- _Exercise brief_:
Copy the passage of the *My Science Project* film review below from "Nostalgia is a" to "My Science Project.", word for word.

- _Text to read_:

* start *

My Science Project

| February 19, 2016

Nostalgia is a hell of a thing, and a number of home video imprints have been recently reissuing some very unexpected titles on Blu-ray to capitalize on it. This is, for the most part, an almost unmitigated good: the more obscure, oddball films that are available in physical formats, the better. Predictably, not every one of these is going to be a forgotten gem. A film that someone saw last on cable in 1987, for example, may not quite hold up as well when viewed almost 30 years later. In this case, I’m speaking specifically about My Science Project.

Michael Harlan (John Stockwell) is on the verge of failing science, which will keep him from graduating. Science teacher Bob (Dennis Hopper) gives him one more chance: ace the final science project and Harlan passes the class. Desperate to impress Bob, Harlan breaks into a nearby retired air force base with nerdy Ellie (Danielle von Zerneck). There, he stumbles upon the long-forgotten engine from an alien craft that crash-landed in the 1950s. Harlan and his friend Vince Latello (Fisher Stevens) fire it up in the auto shop the next day and an Egyptian vase appears. They soon discover that the engine sucks electrical energy from whatever source is available, and the more power it gets the stronger space-time disruptions occur around it. After the police intervene when Harlan tries to stop the engine from getting energy from the town power plant, things spiral out of control and Ellie is trapped in the school. Can Harlan and Latello save her, or is she destined to be a dinosaur snack?

* end *

- _Supplied entries_:
* start *

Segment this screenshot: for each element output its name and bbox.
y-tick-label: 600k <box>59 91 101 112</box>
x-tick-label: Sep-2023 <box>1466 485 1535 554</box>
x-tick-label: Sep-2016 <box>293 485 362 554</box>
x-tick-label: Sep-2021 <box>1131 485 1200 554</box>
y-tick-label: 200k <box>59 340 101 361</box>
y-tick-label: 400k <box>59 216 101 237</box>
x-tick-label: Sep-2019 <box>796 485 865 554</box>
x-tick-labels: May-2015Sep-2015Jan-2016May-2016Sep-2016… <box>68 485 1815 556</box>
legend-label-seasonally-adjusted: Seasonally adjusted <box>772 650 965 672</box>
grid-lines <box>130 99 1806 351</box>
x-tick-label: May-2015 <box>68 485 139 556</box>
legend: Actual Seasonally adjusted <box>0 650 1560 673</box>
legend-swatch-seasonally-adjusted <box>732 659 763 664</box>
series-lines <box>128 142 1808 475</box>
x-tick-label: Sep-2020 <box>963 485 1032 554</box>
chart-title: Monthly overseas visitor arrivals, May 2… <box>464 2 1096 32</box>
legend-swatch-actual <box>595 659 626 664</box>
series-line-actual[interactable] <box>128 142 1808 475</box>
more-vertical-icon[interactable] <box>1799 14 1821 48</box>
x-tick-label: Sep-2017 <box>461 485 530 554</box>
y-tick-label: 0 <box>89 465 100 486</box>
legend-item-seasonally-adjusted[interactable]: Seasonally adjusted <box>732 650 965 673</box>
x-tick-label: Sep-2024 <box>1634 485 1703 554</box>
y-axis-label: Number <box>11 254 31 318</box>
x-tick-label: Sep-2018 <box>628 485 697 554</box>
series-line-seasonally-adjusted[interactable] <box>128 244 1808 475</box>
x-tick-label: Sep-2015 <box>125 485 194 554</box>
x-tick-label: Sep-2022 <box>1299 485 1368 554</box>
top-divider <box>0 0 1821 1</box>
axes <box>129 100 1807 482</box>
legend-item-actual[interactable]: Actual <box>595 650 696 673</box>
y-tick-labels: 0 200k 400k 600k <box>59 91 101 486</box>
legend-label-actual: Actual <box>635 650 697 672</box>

* end *

- _Output of the exercise_:
Nostalgia is a hell of a thing, and a number of home video imprints have been recently reissuing some very unexpected titles on Blu-ray to capitalize on it. This is, for the most part, an almost unmitigated good: the more obscure, oddball films that are available in physical formats, the better. Predictably, not every one of these is going to be a forgotten gem. A film that someone saw last on cable in 1987, for example, may not quite hold up as well when viewed almost 30 years later. In this case, I’m speaking specifically about My Science Project.